## Listed records
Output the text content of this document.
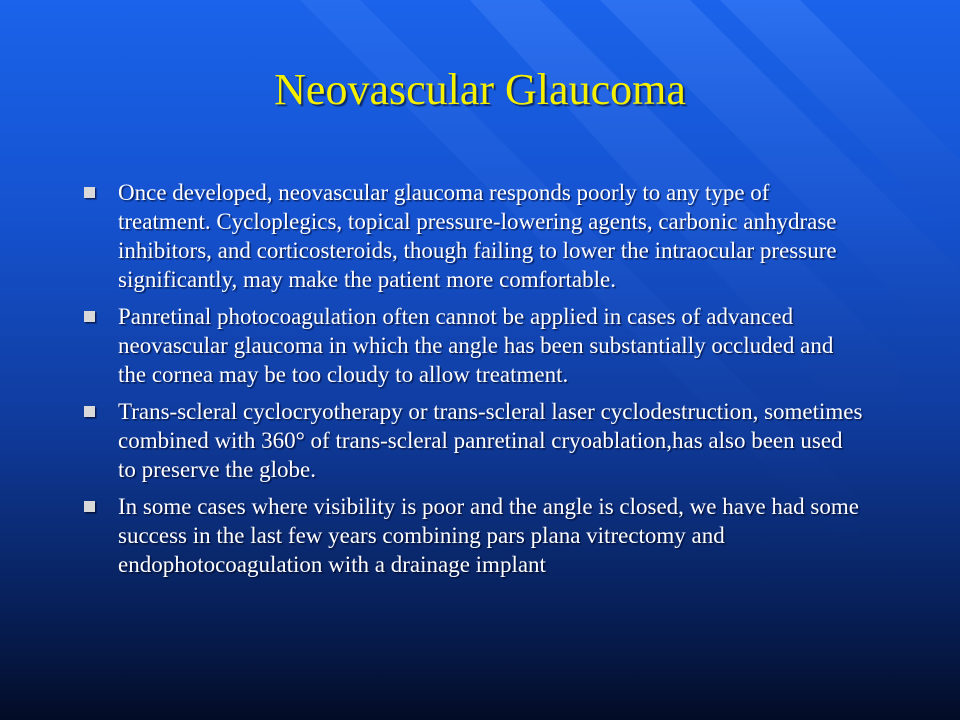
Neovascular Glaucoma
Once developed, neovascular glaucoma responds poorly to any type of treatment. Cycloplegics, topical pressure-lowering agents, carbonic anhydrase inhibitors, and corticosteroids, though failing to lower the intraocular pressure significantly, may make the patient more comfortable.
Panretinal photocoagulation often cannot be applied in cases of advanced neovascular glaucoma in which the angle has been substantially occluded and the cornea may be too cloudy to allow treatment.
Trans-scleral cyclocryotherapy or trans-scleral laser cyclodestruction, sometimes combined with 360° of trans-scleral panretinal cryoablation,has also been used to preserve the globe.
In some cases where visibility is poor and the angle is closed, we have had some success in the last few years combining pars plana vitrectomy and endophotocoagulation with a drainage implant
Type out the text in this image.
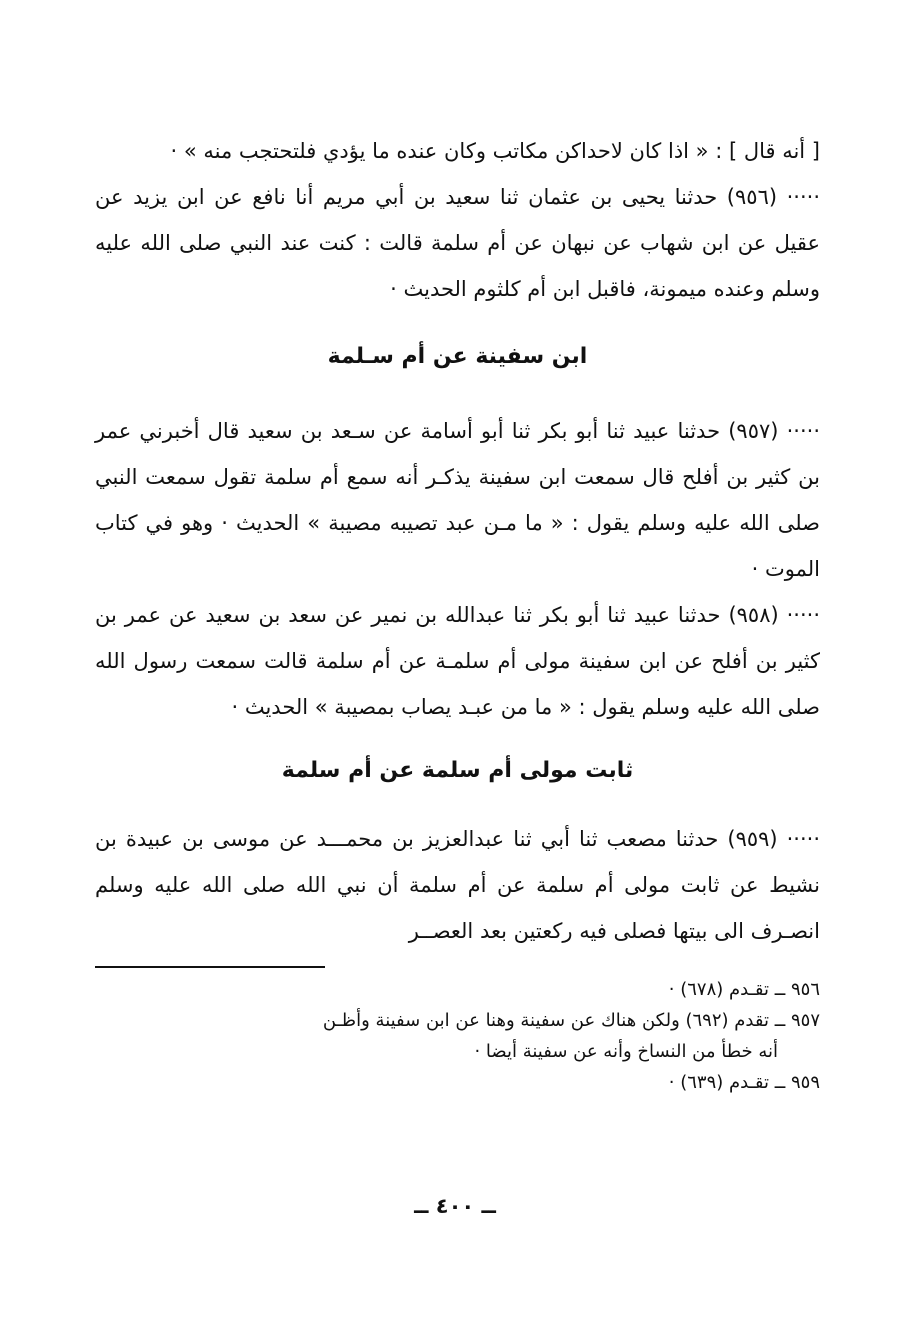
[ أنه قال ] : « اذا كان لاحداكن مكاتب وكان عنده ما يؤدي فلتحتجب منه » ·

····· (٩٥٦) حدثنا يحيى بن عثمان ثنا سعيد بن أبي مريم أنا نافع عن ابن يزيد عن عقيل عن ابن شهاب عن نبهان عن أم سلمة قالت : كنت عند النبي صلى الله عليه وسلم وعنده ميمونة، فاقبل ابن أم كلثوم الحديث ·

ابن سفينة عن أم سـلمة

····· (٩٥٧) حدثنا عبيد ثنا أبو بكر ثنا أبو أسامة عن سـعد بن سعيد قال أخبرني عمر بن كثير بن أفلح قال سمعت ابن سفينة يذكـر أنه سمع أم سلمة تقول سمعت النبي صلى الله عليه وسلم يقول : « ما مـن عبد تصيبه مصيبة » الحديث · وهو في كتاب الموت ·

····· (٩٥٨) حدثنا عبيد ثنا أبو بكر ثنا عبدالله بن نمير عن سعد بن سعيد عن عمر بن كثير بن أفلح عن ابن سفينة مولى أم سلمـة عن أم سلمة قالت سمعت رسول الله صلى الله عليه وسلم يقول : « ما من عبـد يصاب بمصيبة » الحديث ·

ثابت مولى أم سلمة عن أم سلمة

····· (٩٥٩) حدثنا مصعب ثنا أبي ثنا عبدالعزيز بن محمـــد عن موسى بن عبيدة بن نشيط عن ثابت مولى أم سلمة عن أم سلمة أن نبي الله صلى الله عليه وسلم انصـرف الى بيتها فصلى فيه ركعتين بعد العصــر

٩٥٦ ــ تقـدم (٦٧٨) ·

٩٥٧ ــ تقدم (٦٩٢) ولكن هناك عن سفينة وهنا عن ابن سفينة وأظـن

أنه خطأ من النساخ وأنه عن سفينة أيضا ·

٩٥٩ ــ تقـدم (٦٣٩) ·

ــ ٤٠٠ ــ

## What to do
State the count of lines holding the string "treatment" in the listing above, and nothing else.

## Answer to the exercise
2